Records shown:
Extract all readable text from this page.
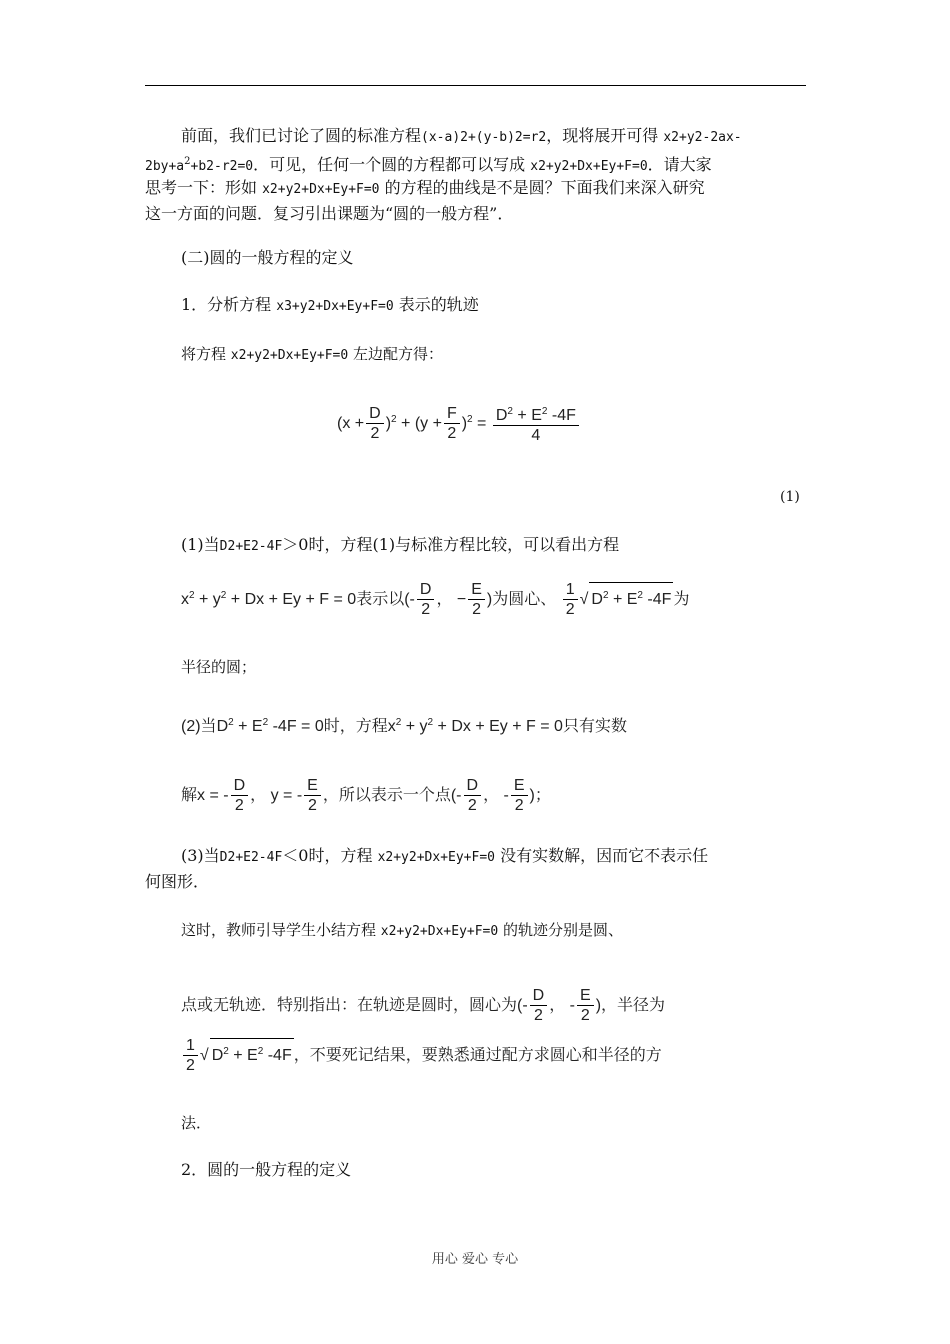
前面，我们已讨论了圆的标准方程(x-a)2+(y-b)2=r2，现将展开可得 x2+y2-2ax-
$2by+a^2+b2-r2=0$．可见，任何一个圆的方程都可以写成 x2+y2+Dx+Ey+F=0．请大家
思考一下：形如 x2+y2+Dx+Ey+F=0 的方程的曲线是不是圆？下面我们来深入研究
这一方面的问题．复习引出课题为“圆的一般方程”．
(二)圆的一般方程的定义
1．分析方程 x3+y2+Dx+Ey+F=0 表示的轨迹
将方程 x2+y2+Dx+Ey+F=0 左边配方得：
$(x + \frac{D}{2} )^2 + (y + \frac{F}{2} )^2 = \frac{D^2 + E^2 -4F}{4}$
(1)
(1)当D2+E2-4F＞0时，方程(1)与标准方程比较，可以看出方程
$x^2 + y^2 + Dx + Ey + F = 0$表示以(- $\frac{D}{2}$ ， − $\frac{E}{2}$ )为圆心、 $\frac{1}{2}$ √ $D^2 + E^2$ -4F 为
半径的圆；
(2)当$D^2 + E^2$ -4F = 0时，方程$x^2 + y^2 + Dx + Ey + F = 0$只有实数
解x = - $\frac{D}{2}$ ， y = - $\frac{E}{2}$ ，所以表示一个点(- $\frac{D}{2}$ ， - $\frac{E}{2}$ )；
(3)当D2+E2-4F＜0时，方程 x2+y2+Dx+Ey+F=0 没有实数解，因而它不表示任
何图形．
这时，教师引导学生小结方程 x2+y2+Dx+Ey+F=0 的轨迹分别是圆、
点或无轨迹．特别指出：在轨迹是圆时，圆心为(- $\frac{D}{2}$ ， - $\frac{E}{2}$ )，半径为
$\frac{1}{2}$ √ $D^2 + E^2$ -4F ，不要死记结果，要熟悉通过配方求圆心和半径的方
法．
2．圆的一般方程的定义
用心 爱心 专心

What to produce:
Repeat the material above in full and exactly, omitting the pictures.

Solution for this problem:
Extract all readable text from this page.
前面，我们已讨论了圆的标准方程(x-a)2+(y-b)2=r2，现将展开可得 x2+y2-2ax-
$2by+a^2+b2-r2=0$．可见，任何一个圆的方程都可以写成 x2+y2+Dx+Ey+F=0．请大家
思考一下：形如 x2+y2+Dx+Ey+F=0 的方程的曲线是不是圆？下面我们来深入研究
这一方面的问题．复习引出课题为“圆的一般方程”．
(二)圆的一般方程的定义
1．分析方程 x3+y2+Dx+Ey+F=0 表示的轨迹
将方程 x2+y2+Dx+Ey+F=0 左边配方得：
$(x + \frac{D}{2} )^2 + (y + \frac{F}{2} )^2 = \frac{D^2 + E^2 -4F}{4}$
(1)
(1)当D2+E2-4F＞0时，方程(1)与标准方程比较，可以看出方程
$x^2 + y^2 + Dx + Ey + F = 0$表示以(- $\frac{D}{2}$ ， − $\frac{E}{2}$ )为圆心、 $\frac{1}{2}$ √ $D^2 + E^2$ -4F 为
半径的圆；
(2)当$D^2 + E^2$ -4F = 0时，方程$x^2 + y^2 + Dx + Ey + F = 0$只有实数
解x = - $\frac{D}{2}$ ， y = - $\frac{E}{2}$ ，所以表示一个点(- $\frac{D}{2}$ ， - $\frac{E}{2}$ )；
(3)当D2+E2-4F＜0时，方程 x2+y2+Dx+Ey+F=0 没有实数解，因而它不表示任
何图形．
这时，教师引导学生小结方程 x2+y2+Dx+Ey+F=0 的轨迹分别是圆、
点或无轨迹．特别指出：在轨迹是圆时，圆心为(- $\frac{D}{2}$ ， - $\frac{E}{2}$ )，半径为
$\frac{1}{2}$ √ $D^2 + E^2$ -4F ，不要死记结果，要熟悉通过配方求圆心和半径的方
法．
2．圆的一般方程的定义
用心 爱心 专心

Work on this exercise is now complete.